**Brief**:
Go through the material and tally the lines containing the string "готова". Give the total alone.

**Data listing**:
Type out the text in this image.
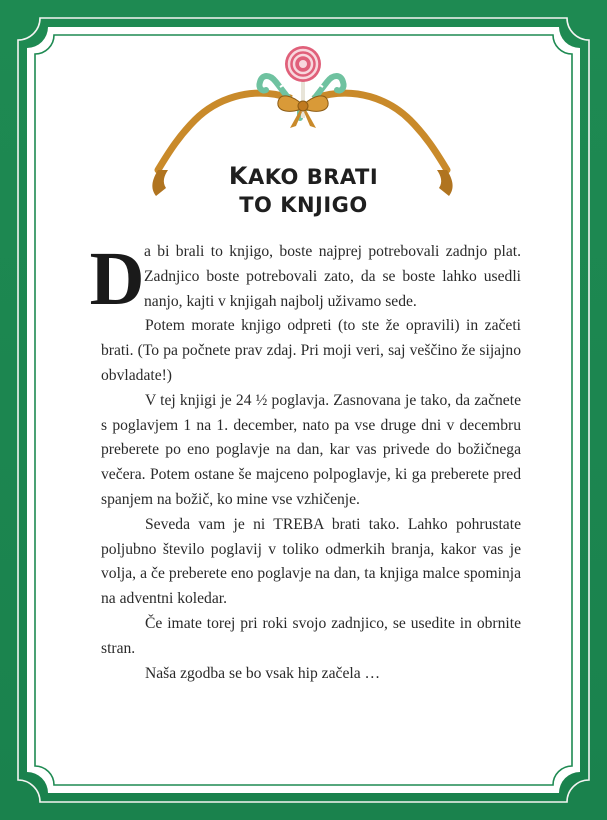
KAKO BRATI
TO KNJIGO
D a bi brali to knjigo, boste najprej potrebovali zadnjo plat. Zadnjico boste potrebovali zato, da se boste lahko usedli nanjo, kajti v knjigah najbolj uživamo sede.

Potem morate knjigo odpreti (to ste že opravili) in začeti brati. (To pa počnete prav zdaj. Pri moji veri, saj veščino že sijajno obvladate!)

V tej knjigi je 24 ½ poglavja. Zasnovana je tako, da začnete s poglavjem 1 na 1. december, nato pa vse druge dni v decembru preberete po eno poglavje na dan, kar vas privede do božičnega večera. Potem ostane še majceno polpoglavje, ki ga preberete pred spanjem na božič, ko mine vse vzhičenje.

Seveda vam je ni TREBA brati tako. Lahko pohrustate poljubno število poglavij v toliko odmerkih branja, kakor vas je volja, a če preberete eno poglavje na dan, ta knjiga malce spominja na adventni koledar.

Če imate torej pri roki svojo zadnjico, se usedite in obrnite stran.

Naša zgodba se bo vsak hip začela …
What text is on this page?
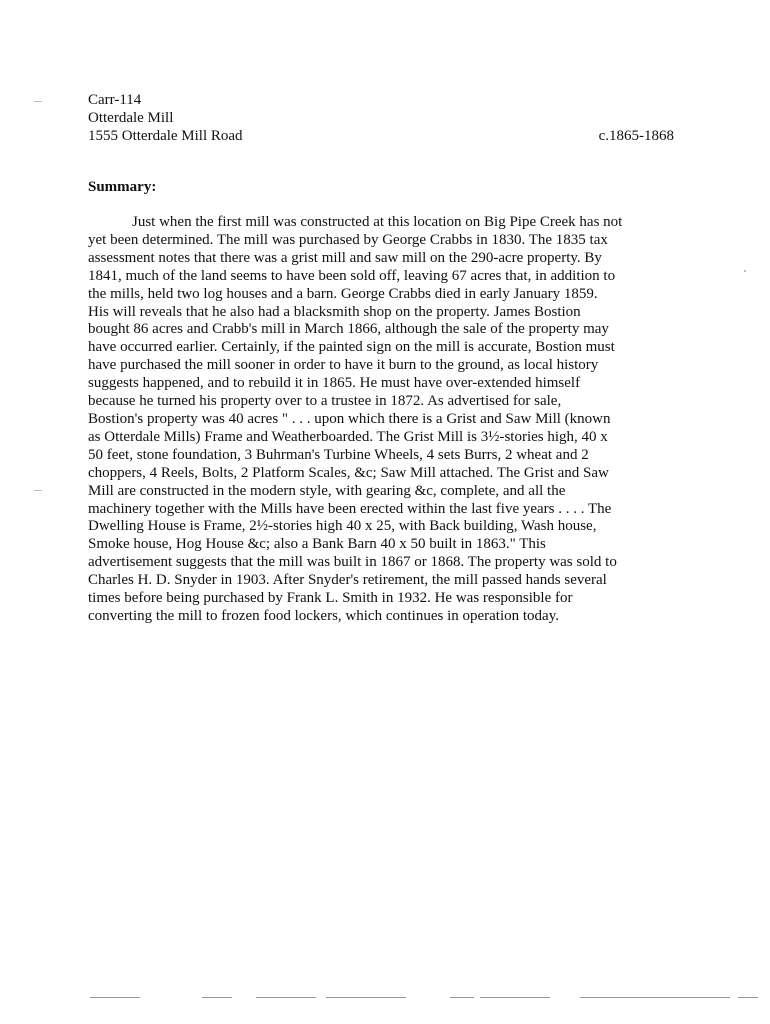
Carr-114
Otterdale Mill
1555 Otterdale Mill Road	c.1865-1868
Summary:
Just when the first mill was constructed at this location on Big Pipe Creek has not
yet been determined. The mill was purchased by George Crabbs in 1830. The 1835 tax
assessment notes that there was a grist mill and saw mill on the 290-acre property. By
1841, much of the land seems to have been sold off, leaving 67 acres that, in addition to
the mills, held two log houses and a barn. George Crabbs died in early January 1859.
His will reveals that he also had a blacksmith shop on the property. James Bostion
bought 86 acres and Crabb's mill in March 1866, although the sale of the property may
have occurred earlier. Certainly, if the painted sign on the mill is accurate, Bostion must
have purchased the mill sooner in order to have it burn to the ground, as local history
suggests happened, and to rebuild it in 1865. He must have over-extended himself
because he turned his property over to a trustee in 1872. As advertised for sale,
Bostion's property was 40 acres " . . . upon which there is a Grist and Saw Mill (known
as Otterdale Mills) Frame and Weatherboarded. The Grist Mill is 3½-stories high, 40 x
50 feet, stone foundation, 3 Buhrman's Turbine Wheels, 4 sets Burrs, 2 wheat and 2
choppers, 4 Reels, Bolts, 2 Platform Scales, &c; Saw Mill attached. The Grist and Saw
Mill are constructed in the modern style, with gearing &c, complete, and all the
machinery together with the Mills have been erected within the last five years . . . . The
Dwelling House is Frame, 2½-stories high 40 x 25, with Back building, Wash house,
Smoke house, Hog House &c; also a Bank Barn 40 x 50 built in 1863." This
advertisement suggests that the mill was built in 1867 or 1868. The property was sold to
Charles H. D. Snyder in 1903. After Snyder's retirement, the mill passed hands several
times before being purchased by Frank L. Smith in 1932. He was responsible for
converting the mill to frozen food lockers, which continues in operation today.
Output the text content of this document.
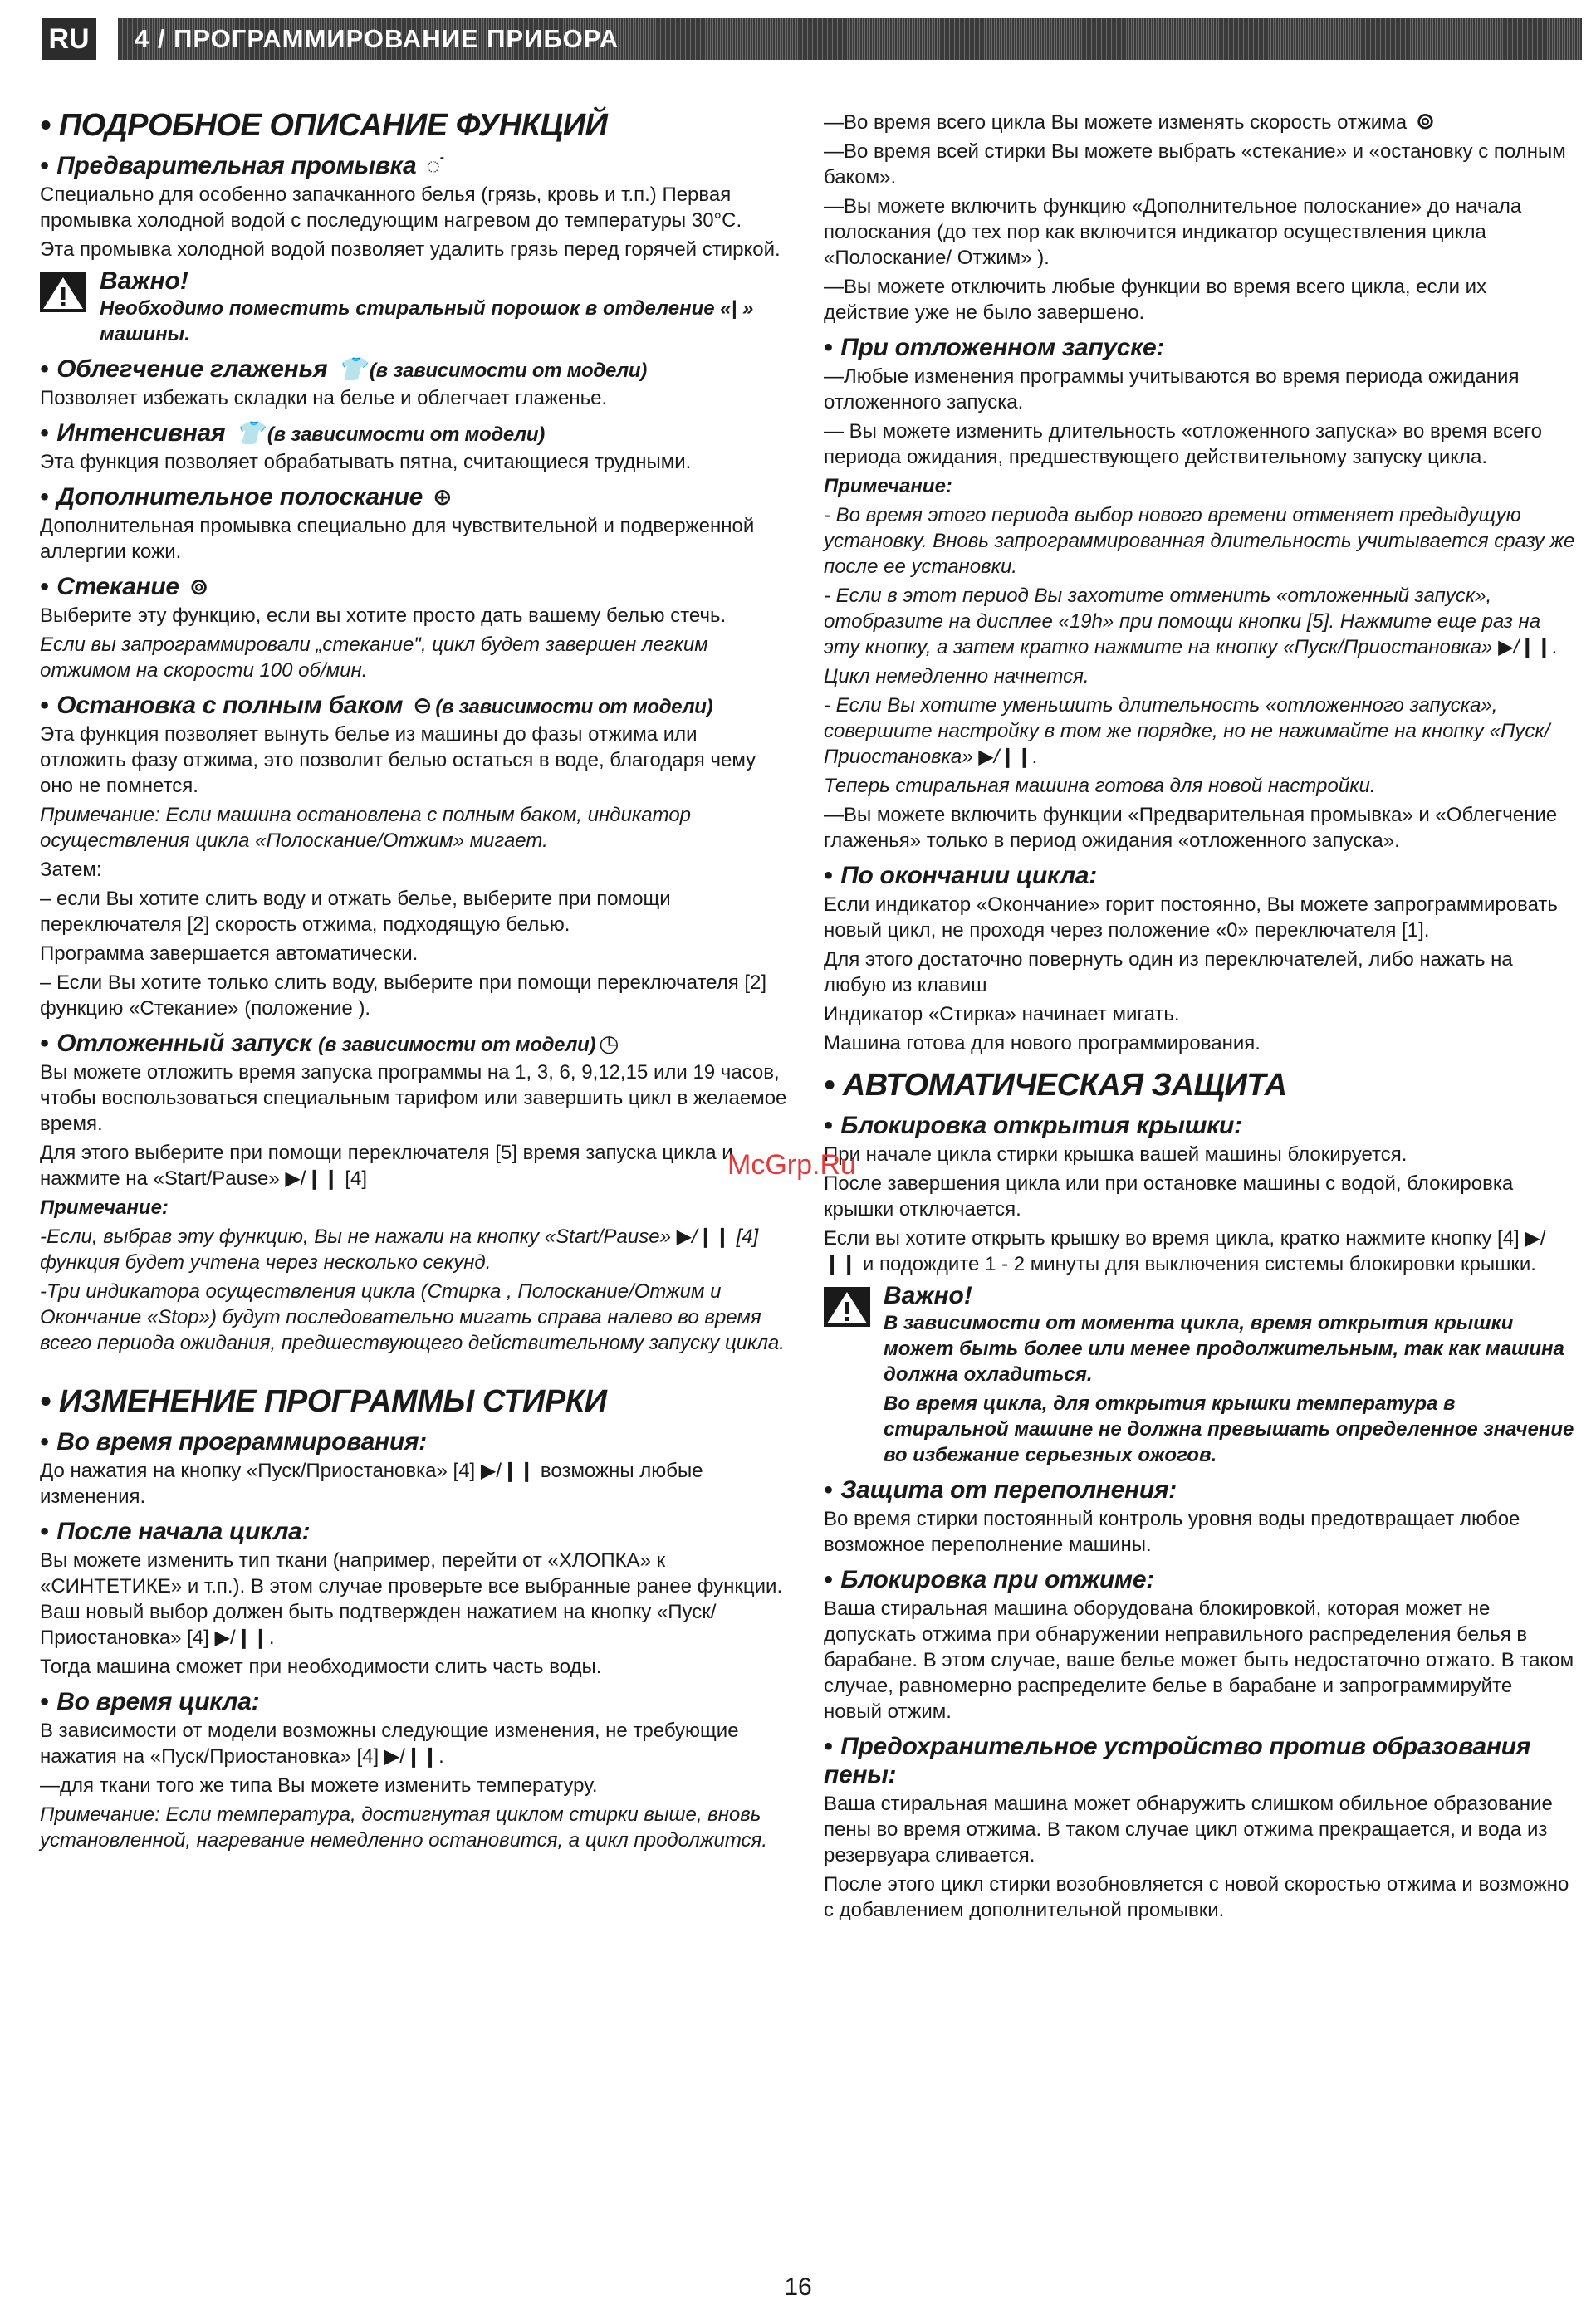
RU 4 / ПРОГРАММИРОВАНИЕ ПРИБОРА
• ПОДРОБНОЕ ОПИСАНИЕ ФУНКЦИЙ
• Предварительная промывка ◌̇

Специально для особенно запачканного белья (грязь, кровь и т.п.) Первая промывка холодной водой с последующим нагревом до температуры 30°C.

Эта промывка холодной водой позволяет удалить грязь перед горячей стиркой.

Важно!

Необходимо поместить стиральный порошок в отделение «| » машины.

• Облегчение глаженья 👕 (в зависимости от модели)

Позволяет избежать складки на белье и облегчает глаженье.

• Интенсивная 👕 (в зависимости от модели)

Эта функция позволяет обрабатывать пятна, считающиеся трудными.

• Дополнительное полоскание ⊕

Дополнительная промывка специально для чувствительной и подверженной аллергии кожи.

• Стекание ⊚

Выберите эту функцию, если вы хотите просто дать вашему белью стечь.

Если вы запрограммировали „стекание", цикл будет завершен легким отжимом на скорости 100 об/мин.

• Остановка с полным баком ⊖ (в зависимости от модели)

Эта функция позволяет вынуть белье из машины до фазы отжима или отложить фазу отжима, это позволит белью остаться в воде, благодаря чему оно не помнется.

Примечание: Если машина остановлена с полным баком, индикатор осуществления цикла «Полоскание/Отжим» мигает.

Затем:

– если Вы хотите слить воду и отжать белье, выберите при помощи переключателя [2] скорость отжима, подходящую белью.

Программа завершается автоматически.

– Если Вы хотите только слить воду, выберите при помощи переключателя [2] функцию «Стекание» (положение ).

• Отложенный запуск (в зависимости от модели) ◷

Вы можете отложить время запуска программы на 1, 3, 6, 9,12,15 или 19 часов, чтобы воспользоваться специальным тарифом или завершить цикл в желаемое время.

Для этого выберите при помощи переключателя [5] время запуска цикла и нажмите на «Start/Pause» ▶/❙❙ [4]

Примечание:

-Если, выбрав эту функцию, Вы не нажали на кнопку «Start/Pause» ▶/❙❙ [4] функция будет учтена через несколько секунд.

-Три индикатора осуществления цикла (Стирка , Полоскание/Отжим и Окончание «Stop») будут последовательно мигать справа налево во время всего периода ожидания, предшествующего действительному запуску цикла.

• ИЗМЕНЕНИЕ ПРОГРАММЫ СТИРКИ
• Во время программирования:

До нажатия на кнопку «Пуск/Приостановка» [4] ▶/❙❙ возможны любые изменения.

• После начала цикла:

Вы можете изменить тип ткани (например, перейти от «ХЛОПКА» к «СИНТЕТИКЕ» и т.п.). В этом случае проверьте все выбранные ранее функции. Ваш новый выбор должен быть подтвержден нажатием на кнопку «Пуск/Приостановка» [4] ▶/❙❙.

Тогда машина сможет при необходимости слить часть воды.

• Во время цикла:

В зависимости от модели возможны следующие изменения, не требующие нажатия на «Пуск/Приостановка» [4] ▶/❙❙.

—для ткани того же типа Вы можете изменить температуру.

Примечание: Если температура, достигнутая циклом стирки выше, вновь установленной, нагревание немедленно остановится, а цикл продолжится.

—Во время всего цикла Вы можете изменять скорость отжима ⊚

—Во время всей стирки Вы можете выбрать «стекание» и «остановку с полным баком».

—Вы можете включить функцию «Дополнительное полоскание» до начала полоскания (до тех пор как включится индикатор осуществления цикла «Полоскание/ Отжим» ).

—Вы можете отключить любые функции во время всего цикла, если их действие уже не было завершено.

• При отложенном запуске:

—Любые изменения программы учитываются во время периода ожидания отложенного запуска.

— Вы можете изменить длительность «отложенного запуска» во время всего периода ожидания, предшествующего действительному запуску цикла.

Примечание:

- Во время этого периода выбор нового времени отменяет предыдущую установку. Вновь запрограммированная длительность учитывается сразу же после ее установки.

- Если в этот период Вы захотите отменить «отложенный запуск», отобразите на дисплее «19h» при помощи кнопки [5]. Нажмите еще раз на эту кнопку, а затем кратко нажмите на кнопку «Пуск/Приостановка» ▶/❙❙.

Цикл немедленно начнется.

- Если Вы хотите уменьшить длительность «отложенного запуска», совершите настройку в том же порядке, но не нажимайте на кнопку «Пуск/Приостановка» ▶/❙❙.

Теперь стиральная машина готова для новой настройки.

—Вы можете включить функции «Предварительная промывка» и «Облегчение глаженья» только в период ожидания «отложенного запуска».

• По окончании цикла:

Если индикатор «Окончание» горит постоянно, Вы можете запрограммировать новый цикл, не проходя через положение «0» переключателя [1].

Для этого достаточно повернуть один из переключателей, либо нажать на любую из клавиш

Индикатор «Стирка» начинает мигать.

Машина готова для нового программирования.

• АВТОМАТИЧЕСКАЯ ЗАЩИТА
• Блокировка открытия крышки:

При начале цикла стирки крышка вашей машины блокируется.

После завершения цикла или при остановке машины с водой, блокировка крышки отключается.

Если вы хотите открыть крышку во время цикла, кратко нажмите кнопку [4] ▶/❙❙ и подождите 1 - 2 минуты для выключения системы блокировки крышки.

Важно!

В зависимости от момента цикла, время открытия крышки может быть более или менее продолжительным, так как машина должна охладиться.

Во время цикла, для открытия крышки температура в стиральной машине не должна превышать определенное значение во избежание серьезных ожогов.

• Защита от переполнения:

Во время стирки постоянный контроль уровня воды предотвращает любое возможное переполнение машины.

• Блокировка при отжиме:

Ваша стиральная машина оборудована блокировкой, которая может не допускать отжима при обнаружении неправильного распределения белья в барабане. В этом случае, ваше белье может быть недостаточно отжато. В таком случае, равномерно распределите белье в барабане и запрограммируйте новый отжим.

• Предохранительное устройство против образования пены:

Ваша стиральная машина может обнаружить слишком обильное образование пены во время отжима. В таком случае цикл отжима прекращается, и вода из резервуара сливается.

После этого цикл стирки возобновляется с новой скоростью отжима и возможно с добавлением дополнительной промывки.

McGrp.Ru
16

**The answer**:
2